What you have to do: Write out the full set of records exactly. Any pictures in them do not belong in the copy.

-- start of Input data --

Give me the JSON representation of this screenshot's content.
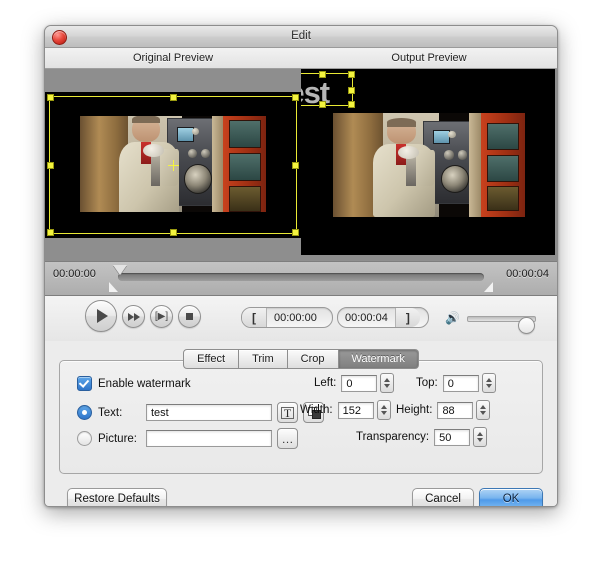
{
  "window": {
    "title": "Edit",
    "close_icon": "close-icon"
  },
  "previews": {
    "original_label": "Original Preview",
    "output_label": "Output Preview",
    "watermark_overlay_text": "test"
  },
  "timeline": {
    "start_time": "00:00:00",
    "end_time": "00:00:04"
  },
  "transport": {
    "play_icon": "play-icon",
    "forward_icon": "fast-forward-icon",
    "step_icon": "step-frame-icon",
    "stop_icon": "stop-icon",
    "in_bracket": "[",
    "in_time": "00:00:00",
    "out_time": "00:00:04",
    "out_bracket": "]",
    "volume_icon": "speaker-icon"
  },
  "tabs": [
    {
      "label": "Effect",
      "active": false
    },
    {
      "label": "Trim",
      "active": false
    },
    {
      "label": "Crop",
      "active": false
    },
    {
      "label": "Watermark",
      "active": true
    }
  ],
  "watermark_panel": {
    "enable_label": "Enable watermark",
    "enable_checked": true,
    "text_radio_label": "Text:",
    "text_value": "test",
    "text_placeholder": "",
    "font_button_glyph": "T",
    "color_button_icon": "color-swatch-icon",
    "picture_radio_label": "Picture:",
    "picture_value": "",
    "picture_placeholder": "",
    "browse_button_label": "…",
    "left_label": "Left:",
    "left_value": "0",
    "top_label": "Top:",
    "top_value": "0",
    "width_label": "Width:",
    "width_value": "152",
    "height_label": "Height:",
    "height_value": "88",
    "transparency_label": "Transparency:",
    "transparency_value": "50"
  },
  "footer": {
    "restore_label": "Restore Defaults",
    "cancel_label": "Cancel",
    "ok_label": "OK"
  },
  "colors": {
    "accent_blue": "#4f9ae8",
    "selection_yellow": "#e9e934",
    "tab_active": "#8a8a8a"
  }
}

-- end of Input data --

Solved problem:
Give me the JSON representation of this screenshot's content.
{
  "window": {
    "title": "Edit",
    "close_icon": "close-icon"
  },
  "previews": {
    "original_label": "Original Preview",
    "output_label": "Output Preview",
    "watermark_overlay_text": "test"
  },
  "timeline": {
    "start_time": "00:00:00",
    "end_time": "00:00:04"
  },
  "transport": {
    "play_icon": "play-icon",
    "forward_icon": "fast-forward-icon",
    "step_icon": "step-frame-icon",
    "stop_icon": "stop-icon",
    "in_bracket": "[",
    "in_time": "00:00:00",
    "out_time": "00:00:04",
    "out_bracket": "]",
    "volume_icon": "speaker-icon"
  },
  "tabs": [
    {
      "label": "Effect",
      "active": false
    },
    {
      "label": "Trim",
      "active": false
    },
    {
      "label": "Crop",
      "active": false
    },
    {
      "label": "Watermark",
      "active": true
    }
  ],
  "watermark_panel": {
    "enable_label": "Enable watermark",
    "enable_checked": true,
    "text_radio_label": "Text:",
    "text_value": "test",
    "text_placeholder": "",
    "font_button_glyph": "T",
    "color_button_icon": "color-swatch-icon",
    "picture_radio_label": "Picture:",
    "picture_value": "",
    "picture_placeholder": "",
    "browse_button_label": "…",
    "left_label": "Left:",
    "left_value": "0",
    "top_label": "Top:",
    "top_value": "0",
    "width_label": "Width:",
    "width_value": "152",
    "height_label": "Height:",
    "height_value": "88",
    "transparency_label": "Transparency:",
    "transparency_value": "50"
  },
  "footer": {
    "restore_label": "Restore Defaults",
    "cancel_label": "Cancel",
    "ok_label": "OK"
  },
  "colors": {
    "accent_blue": "#4f9ae8",
    "selection_yellow": "#e9e934",
    "tab_active": "#8a8a8a"
  }
}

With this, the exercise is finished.